Exactly as written, retype the lines that run from the line holding "OCR this image." through the end of the records below. Do not include pictures.
───── Given records ─────
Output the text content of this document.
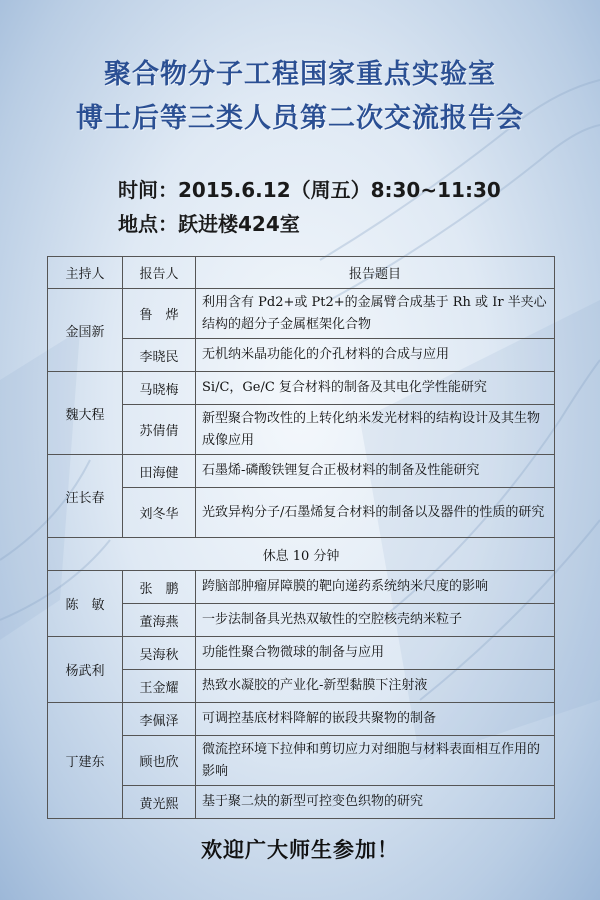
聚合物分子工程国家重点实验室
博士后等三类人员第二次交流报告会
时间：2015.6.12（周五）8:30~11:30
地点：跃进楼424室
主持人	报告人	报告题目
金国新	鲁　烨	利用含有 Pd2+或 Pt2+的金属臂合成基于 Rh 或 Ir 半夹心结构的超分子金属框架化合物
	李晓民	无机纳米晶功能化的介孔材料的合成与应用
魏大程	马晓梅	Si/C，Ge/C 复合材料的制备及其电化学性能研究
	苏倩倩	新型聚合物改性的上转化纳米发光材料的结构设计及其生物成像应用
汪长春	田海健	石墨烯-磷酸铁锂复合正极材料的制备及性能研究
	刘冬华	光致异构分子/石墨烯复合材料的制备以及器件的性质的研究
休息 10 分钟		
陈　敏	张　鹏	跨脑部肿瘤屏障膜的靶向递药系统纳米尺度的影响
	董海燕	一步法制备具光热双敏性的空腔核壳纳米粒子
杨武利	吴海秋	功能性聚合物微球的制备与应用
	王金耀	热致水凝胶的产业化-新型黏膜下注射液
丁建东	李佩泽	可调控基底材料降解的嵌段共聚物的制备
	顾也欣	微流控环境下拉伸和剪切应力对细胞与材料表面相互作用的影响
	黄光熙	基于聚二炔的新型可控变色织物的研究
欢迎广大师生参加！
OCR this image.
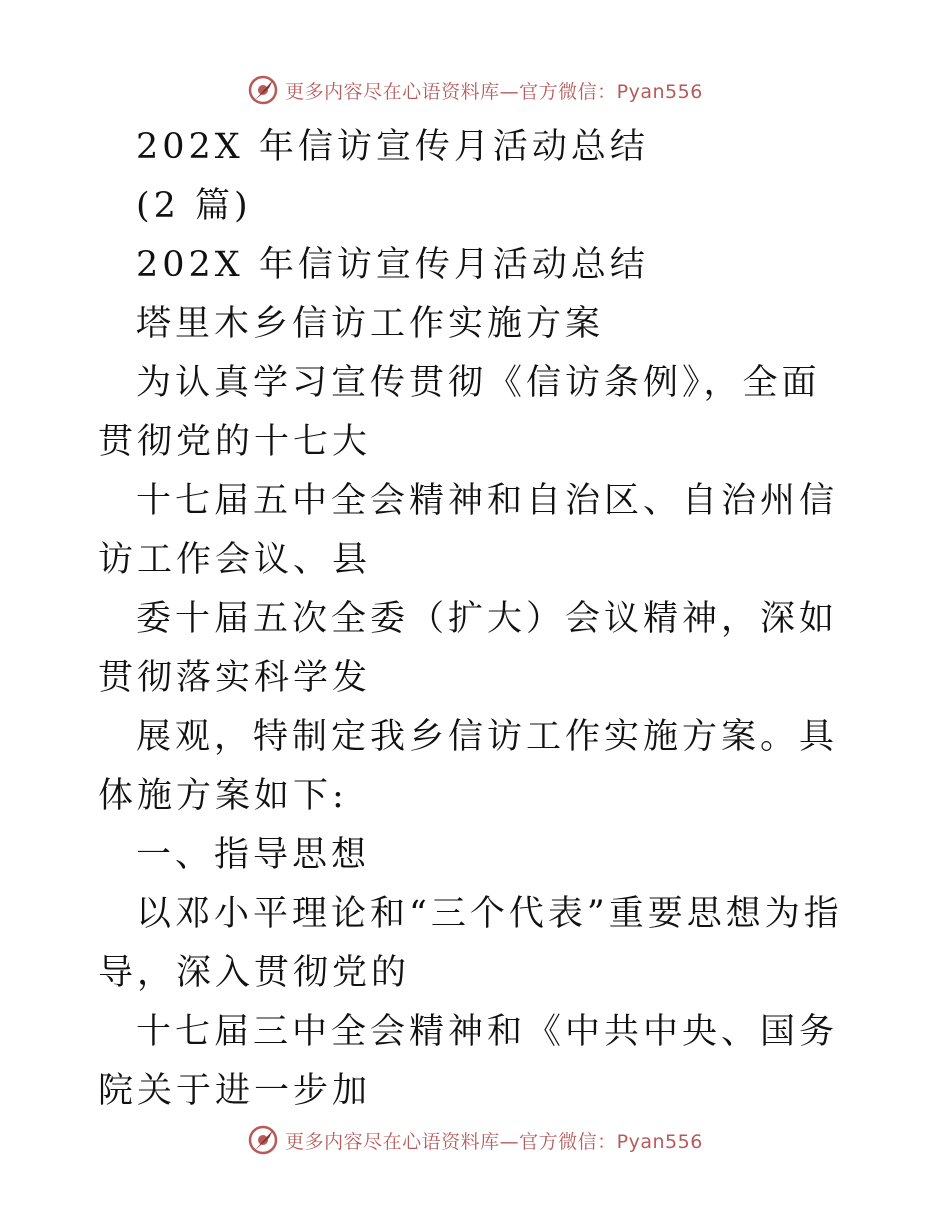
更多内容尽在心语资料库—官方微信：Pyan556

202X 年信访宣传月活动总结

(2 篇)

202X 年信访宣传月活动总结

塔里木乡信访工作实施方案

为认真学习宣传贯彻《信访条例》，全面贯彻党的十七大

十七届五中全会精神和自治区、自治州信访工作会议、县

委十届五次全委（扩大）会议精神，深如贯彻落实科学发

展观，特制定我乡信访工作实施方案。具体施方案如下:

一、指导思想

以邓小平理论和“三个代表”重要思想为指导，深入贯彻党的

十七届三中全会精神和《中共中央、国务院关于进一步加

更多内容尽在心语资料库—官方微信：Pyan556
─────
> **Finished task**
OCR this image.
更多内容尽在心语资料库—官方微信：Pyan556

202X 年信访宣传月活动总结

(2 篇)

202X 年信访宣传月活动总结

塔里木乡信访工作实施方案

为认真学习宣传贯彻《信访条例》，全面贯彻党的十七大

十七届五中全会精神和自治区、自治州信访工作会议、县

委十届五次全委（扩大）会议精神，深如贯彻落实科学发

展观，特制定我乡信访工作实施方案。具体施方案如下:

一、指导思想

以邓小平理论和“三个代表”重要思想为指导，深入贯彻党的

十七届三中全会精神和《中共中央、国务院关于进一步加

更多内容尽在心语资料库—官方微信：Pyan556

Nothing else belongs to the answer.